__STORED ROWS__.
· · · · · · ·

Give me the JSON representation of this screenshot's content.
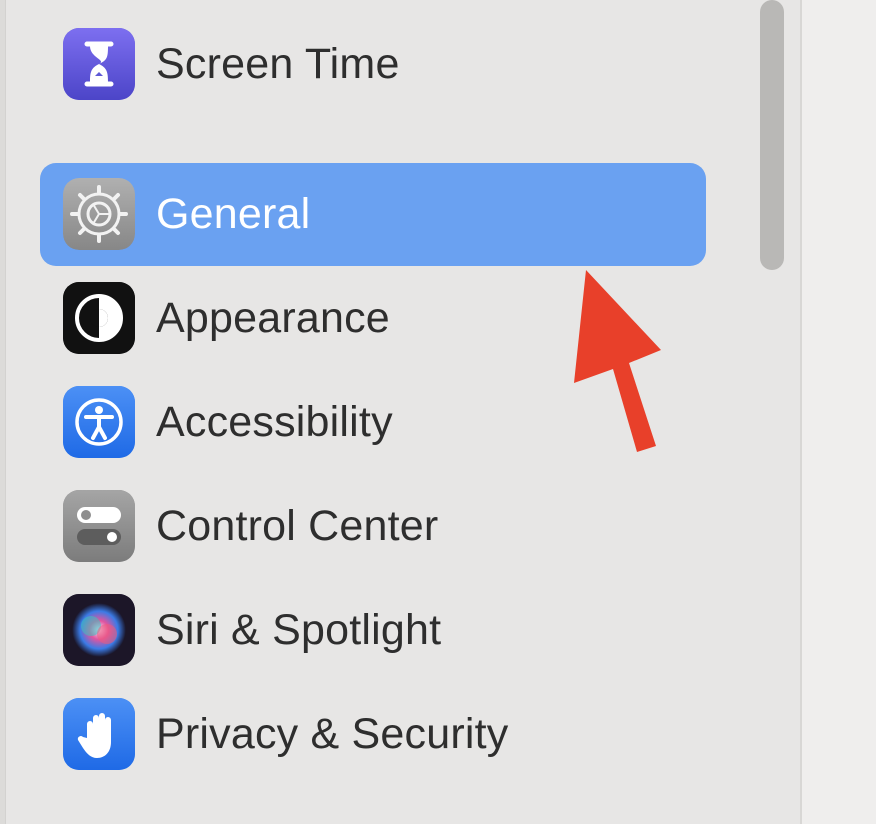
{
  "sidebar": {
    "items": [
      {
        "label": "Screen Time",
        "icon": "hourglass-icon",
        "color": "#5f5ad6"
      },
      {
        "label": "General",
        "icon": "gear-icon",
        "color": "#9a9a9a",
        "selected": true
      },
      {
        "label": "Appearance",
        "icon": "appearance-icon",
        "color": "#111111"
      },
      {
        "label": "Accessibility",
        "icon": "accessibility-icon",
        "color": "#2f7cf0"
      },
      {
        "label": "Control Center",
        "icon": "toggles-icon",
        "color": "#8e8e8e"
      },
      {
        "label": "Siri & Spotlight",
        "icon": "siri-icon",
        "color": "#2a1f3a"
      },
      {
        "label": "Privacy & Security",
        "icon": "hand-icon",
        "color": "#2f7cf0"
      }
    ]
  },
  "colors": {
    "selection": "#6aa1f1",
    "annotation_arrow": "#e8402a"
  }
}
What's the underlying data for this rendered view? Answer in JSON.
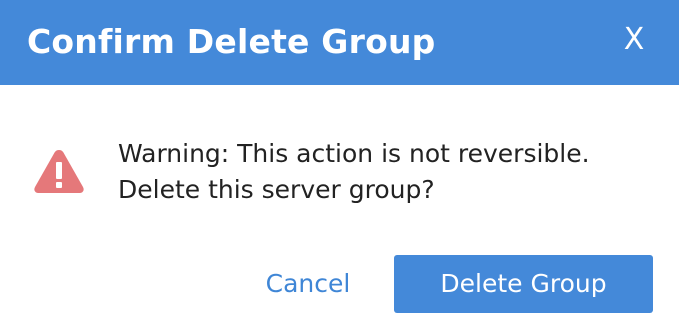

· · · · · · ·

__TASK DETAILS__.
Write out the listing word for word, omitting the pictures it holds.

__ANSWER FOR THIS EXERCISE__.
Give me the JSON representation of this screenshot's content.
{
  "sidebar": {
    "items": [
      {
        "label": "Screen Time",
        "icon": "hourglass-icon",
        "color": "#5f5ad6"
      },
      {
        "label": "General",
        "icon": "gear-icon",
        "color": "#9a9a9a",
        "selected": true
      },
      {
        "label": "Appearance",
        "icon": "appearance-icon",
        "color": "#111111"
      },
      {
        "label": "Accessibility",
        "icon": "accessibility-icon",
        "color": "#2f7cf0"
      },
      {
        "label": "Control Center",
        "icon": "toggles-icon",
        "color": "#8e8e8e"
      },
      {
        "label": "Siri & Spotlight",
        "icon": "siri-icon",
        "color": "#2a1f3a"
      },
      {
        "label": "Privacy & Security",
        "icon": "hand-icon",
        "color": "#2f7cf0"
      }
    ]
  },
  "colors": {
    "selection": "#6aa1f1",
    "annotation_arrow": "#e8402a"
  }
}
What's the underlying data for this rendered view? Answer in JSON.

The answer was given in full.